• [What is being asked]
Return the records word for word. Any pictures in them are not part of the copy.
begin Extracted entries
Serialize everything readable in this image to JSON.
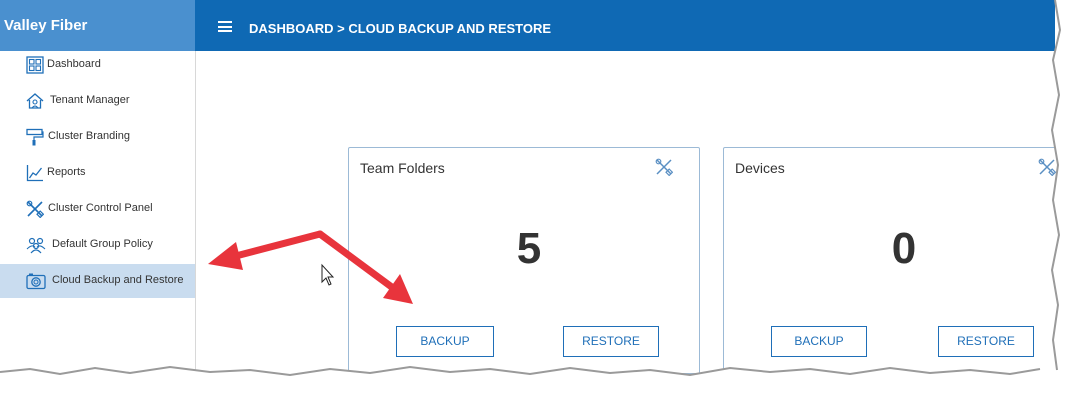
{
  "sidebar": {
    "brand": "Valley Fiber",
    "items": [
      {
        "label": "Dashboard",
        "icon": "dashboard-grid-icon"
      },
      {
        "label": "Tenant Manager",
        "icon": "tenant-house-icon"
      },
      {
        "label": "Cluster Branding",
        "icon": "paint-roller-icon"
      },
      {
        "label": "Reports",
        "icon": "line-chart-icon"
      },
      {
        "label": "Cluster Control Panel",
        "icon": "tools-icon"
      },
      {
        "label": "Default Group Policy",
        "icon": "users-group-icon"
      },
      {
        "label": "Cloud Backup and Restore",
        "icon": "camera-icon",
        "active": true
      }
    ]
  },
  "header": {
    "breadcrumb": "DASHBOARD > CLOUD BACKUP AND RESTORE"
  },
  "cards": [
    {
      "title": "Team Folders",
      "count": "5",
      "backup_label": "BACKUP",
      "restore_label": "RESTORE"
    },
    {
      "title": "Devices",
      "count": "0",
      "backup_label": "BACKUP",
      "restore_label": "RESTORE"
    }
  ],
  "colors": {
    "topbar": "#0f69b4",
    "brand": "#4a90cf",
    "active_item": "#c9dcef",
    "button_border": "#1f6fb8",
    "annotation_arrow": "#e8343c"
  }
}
end Extracted entries
• [Exercise result]
Serialize everything readable in this image to JSON.
{
  "sidebar": {
    "brand": "Valley Fiber",
    "items": [
      {
        "label": "Dashboard",
        "icon": "dashboard-grid-icon"
      },
      {
        "label": "Tenant Manager",
        "icon": "tenant-house-icon"
      },
      {
        "label": "Cluster Branding",
        "icon": "paint-roller-icon"
      },
      {
        "label": "Reports",
        "icon": "line-chart-icon"
      },
      {
        "label": "Cluster Control Panel",
        "icon": "tools-icon"
      },
      {
        "label": "Default Group Policy",
        "icon": "users-group-icon"
      },
      {
        "label": "Cloud Backup and Restore",
        "icon": "camera-icon",
        "active": true
      }
    ]
  },
  "header": {
    "breadcrumb": "DASHBOARD > CLOUD BACKUP AND RESTORE"
  },
  "cards": [
    {
      "title": "Team Folders",
      "count": "5",
      "backup_label": "BACKUP",
      "restore_label": "RESTORE"
    },
    {
      "title": "Devices",
      "count": "0",
      "backup_label": "BACKUP",
      "restore_label": "RESTORE"
    }
  ],
  "colors": {
    "topbar": "#0f69b4",
    "brand": "#4a90cf",
    "active_item": "#c9dcef",
    "button_border": "#1f6fb8",
    "annotation_arrow": "#e8343c"
  }
}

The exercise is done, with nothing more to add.